— begin Provided data —
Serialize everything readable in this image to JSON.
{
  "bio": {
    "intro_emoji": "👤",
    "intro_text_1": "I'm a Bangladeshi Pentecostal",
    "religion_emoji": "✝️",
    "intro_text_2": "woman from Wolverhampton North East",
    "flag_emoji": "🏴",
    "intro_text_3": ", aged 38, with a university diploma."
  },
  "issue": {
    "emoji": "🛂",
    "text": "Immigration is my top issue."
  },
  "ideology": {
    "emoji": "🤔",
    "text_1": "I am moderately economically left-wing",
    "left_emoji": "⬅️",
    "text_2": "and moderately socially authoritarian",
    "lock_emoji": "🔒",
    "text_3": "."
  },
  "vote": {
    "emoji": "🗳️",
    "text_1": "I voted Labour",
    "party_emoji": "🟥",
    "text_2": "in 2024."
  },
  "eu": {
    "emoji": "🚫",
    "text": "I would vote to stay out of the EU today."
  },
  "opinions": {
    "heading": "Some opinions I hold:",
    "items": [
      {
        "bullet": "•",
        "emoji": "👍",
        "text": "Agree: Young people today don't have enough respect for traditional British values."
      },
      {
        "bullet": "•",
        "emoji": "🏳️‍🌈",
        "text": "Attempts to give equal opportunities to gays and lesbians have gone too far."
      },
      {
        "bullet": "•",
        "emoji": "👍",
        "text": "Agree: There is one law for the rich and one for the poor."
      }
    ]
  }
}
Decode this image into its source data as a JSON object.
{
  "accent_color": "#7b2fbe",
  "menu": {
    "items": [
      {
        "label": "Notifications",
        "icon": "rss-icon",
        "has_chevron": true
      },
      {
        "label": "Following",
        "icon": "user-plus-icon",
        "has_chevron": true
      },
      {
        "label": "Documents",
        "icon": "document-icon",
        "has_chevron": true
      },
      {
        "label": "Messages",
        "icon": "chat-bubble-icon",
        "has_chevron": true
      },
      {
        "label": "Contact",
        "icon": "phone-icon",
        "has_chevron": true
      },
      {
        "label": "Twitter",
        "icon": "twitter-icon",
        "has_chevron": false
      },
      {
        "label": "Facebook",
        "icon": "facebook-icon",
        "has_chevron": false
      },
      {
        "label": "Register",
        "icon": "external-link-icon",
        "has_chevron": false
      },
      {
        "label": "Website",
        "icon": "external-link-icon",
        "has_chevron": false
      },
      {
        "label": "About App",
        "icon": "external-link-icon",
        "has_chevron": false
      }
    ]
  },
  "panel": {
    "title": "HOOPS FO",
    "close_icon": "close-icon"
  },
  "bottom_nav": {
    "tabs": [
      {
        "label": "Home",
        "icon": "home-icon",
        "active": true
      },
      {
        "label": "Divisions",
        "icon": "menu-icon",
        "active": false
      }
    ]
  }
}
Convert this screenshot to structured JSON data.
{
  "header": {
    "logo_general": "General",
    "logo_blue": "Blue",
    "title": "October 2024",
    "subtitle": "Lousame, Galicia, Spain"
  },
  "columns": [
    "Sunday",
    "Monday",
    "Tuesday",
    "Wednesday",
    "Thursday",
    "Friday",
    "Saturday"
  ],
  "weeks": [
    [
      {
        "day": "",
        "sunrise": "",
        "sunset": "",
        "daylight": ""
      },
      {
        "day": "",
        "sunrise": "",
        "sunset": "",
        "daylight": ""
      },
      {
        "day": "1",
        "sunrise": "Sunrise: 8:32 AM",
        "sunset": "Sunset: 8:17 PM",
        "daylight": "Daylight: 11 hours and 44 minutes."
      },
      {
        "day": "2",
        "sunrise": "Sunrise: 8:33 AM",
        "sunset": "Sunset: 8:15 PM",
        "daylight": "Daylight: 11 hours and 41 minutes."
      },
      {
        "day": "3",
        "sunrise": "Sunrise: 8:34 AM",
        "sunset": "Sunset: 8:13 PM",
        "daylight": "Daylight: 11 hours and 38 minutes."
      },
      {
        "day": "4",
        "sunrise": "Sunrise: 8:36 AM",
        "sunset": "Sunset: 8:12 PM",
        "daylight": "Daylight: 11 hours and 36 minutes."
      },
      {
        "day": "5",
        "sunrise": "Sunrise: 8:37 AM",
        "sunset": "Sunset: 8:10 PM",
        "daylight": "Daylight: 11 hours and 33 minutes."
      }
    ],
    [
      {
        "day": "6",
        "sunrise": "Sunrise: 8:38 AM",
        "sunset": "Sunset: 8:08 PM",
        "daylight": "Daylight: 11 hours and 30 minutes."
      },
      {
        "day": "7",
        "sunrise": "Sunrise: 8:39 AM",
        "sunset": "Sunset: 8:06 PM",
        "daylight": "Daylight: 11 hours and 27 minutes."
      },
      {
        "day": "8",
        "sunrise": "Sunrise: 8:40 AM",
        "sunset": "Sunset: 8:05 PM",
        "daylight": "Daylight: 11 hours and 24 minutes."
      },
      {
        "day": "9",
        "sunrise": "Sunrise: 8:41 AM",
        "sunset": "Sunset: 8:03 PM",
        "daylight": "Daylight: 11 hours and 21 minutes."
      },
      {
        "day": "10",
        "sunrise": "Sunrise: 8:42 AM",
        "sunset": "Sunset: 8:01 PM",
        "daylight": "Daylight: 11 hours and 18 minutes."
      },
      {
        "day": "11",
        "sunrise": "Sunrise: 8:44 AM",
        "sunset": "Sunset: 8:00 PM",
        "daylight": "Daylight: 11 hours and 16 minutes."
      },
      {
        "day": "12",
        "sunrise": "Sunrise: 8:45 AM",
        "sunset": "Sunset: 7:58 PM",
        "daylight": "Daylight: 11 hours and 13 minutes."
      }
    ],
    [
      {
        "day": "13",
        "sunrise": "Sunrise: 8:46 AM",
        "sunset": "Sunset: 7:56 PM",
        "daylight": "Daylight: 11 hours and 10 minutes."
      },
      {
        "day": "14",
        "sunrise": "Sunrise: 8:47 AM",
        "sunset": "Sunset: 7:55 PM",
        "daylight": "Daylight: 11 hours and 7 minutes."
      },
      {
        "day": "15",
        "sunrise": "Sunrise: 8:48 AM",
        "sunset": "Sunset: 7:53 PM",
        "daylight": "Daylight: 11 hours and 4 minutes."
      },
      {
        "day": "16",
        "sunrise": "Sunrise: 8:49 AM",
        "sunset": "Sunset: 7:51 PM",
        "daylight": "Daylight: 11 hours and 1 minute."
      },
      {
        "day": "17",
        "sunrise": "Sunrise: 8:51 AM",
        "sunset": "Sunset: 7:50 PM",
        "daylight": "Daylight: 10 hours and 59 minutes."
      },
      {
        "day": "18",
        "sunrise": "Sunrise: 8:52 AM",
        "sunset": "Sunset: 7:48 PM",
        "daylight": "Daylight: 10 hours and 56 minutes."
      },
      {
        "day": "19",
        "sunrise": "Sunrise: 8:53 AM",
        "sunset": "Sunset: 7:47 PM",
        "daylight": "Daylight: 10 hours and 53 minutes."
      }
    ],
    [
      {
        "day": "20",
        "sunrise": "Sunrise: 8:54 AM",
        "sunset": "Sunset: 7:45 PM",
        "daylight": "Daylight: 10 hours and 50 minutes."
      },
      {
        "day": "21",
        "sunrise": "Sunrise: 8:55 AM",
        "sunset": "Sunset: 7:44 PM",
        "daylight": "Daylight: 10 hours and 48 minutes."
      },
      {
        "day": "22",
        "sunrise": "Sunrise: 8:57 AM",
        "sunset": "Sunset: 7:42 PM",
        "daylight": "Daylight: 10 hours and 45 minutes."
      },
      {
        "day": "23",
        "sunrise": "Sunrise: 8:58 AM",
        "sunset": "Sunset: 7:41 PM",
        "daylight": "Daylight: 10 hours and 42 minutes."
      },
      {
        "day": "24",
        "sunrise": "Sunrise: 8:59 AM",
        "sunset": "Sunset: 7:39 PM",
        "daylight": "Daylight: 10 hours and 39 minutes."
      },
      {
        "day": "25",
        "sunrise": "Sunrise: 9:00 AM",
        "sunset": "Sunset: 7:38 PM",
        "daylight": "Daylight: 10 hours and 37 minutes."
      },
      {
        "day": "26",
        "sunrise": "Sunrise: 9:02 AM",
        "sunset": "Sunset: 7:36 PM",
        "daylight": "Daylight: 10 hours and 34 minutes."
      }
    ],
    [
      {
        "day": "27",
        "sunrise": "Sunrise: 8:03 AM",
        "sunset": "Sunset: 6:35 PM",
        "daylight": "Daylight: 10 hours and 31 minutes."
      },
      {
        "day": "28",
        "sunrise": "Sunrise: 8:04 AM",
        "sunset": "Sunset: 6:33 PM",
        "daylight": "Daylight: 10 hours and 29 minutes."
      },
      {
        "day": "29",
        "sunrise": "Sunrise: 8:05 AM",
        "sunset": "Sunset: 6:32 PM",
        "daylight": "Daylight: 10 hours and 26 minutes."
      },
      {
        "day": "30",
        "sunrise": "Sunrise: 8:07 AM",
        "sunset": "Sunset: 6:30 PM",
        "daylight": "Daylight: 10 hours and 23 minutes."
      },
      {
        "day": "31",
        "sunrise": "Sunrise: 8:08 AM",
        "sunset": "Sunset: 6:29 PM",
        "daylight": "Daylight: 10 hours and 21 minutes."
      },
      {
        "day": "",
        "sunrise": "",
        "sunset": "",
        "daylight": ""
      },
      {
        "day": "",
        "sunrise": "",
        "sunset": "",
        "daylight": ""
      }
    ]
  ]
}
— end Provided data —
Wherever the string "label" appears in the entries above, list that line.

* _Exercise answer_:
        "label": "Notifications",
        "label": "Following",
        "label": "Documents",
        "label": "Messages",
        "label": "Contact",
        "label": "Twitter",
        "label": "Facebook",
        "label": "Register",
        "label": "Website",
        "label": "About App",
        "label": "Home",
        "label": "Divisions",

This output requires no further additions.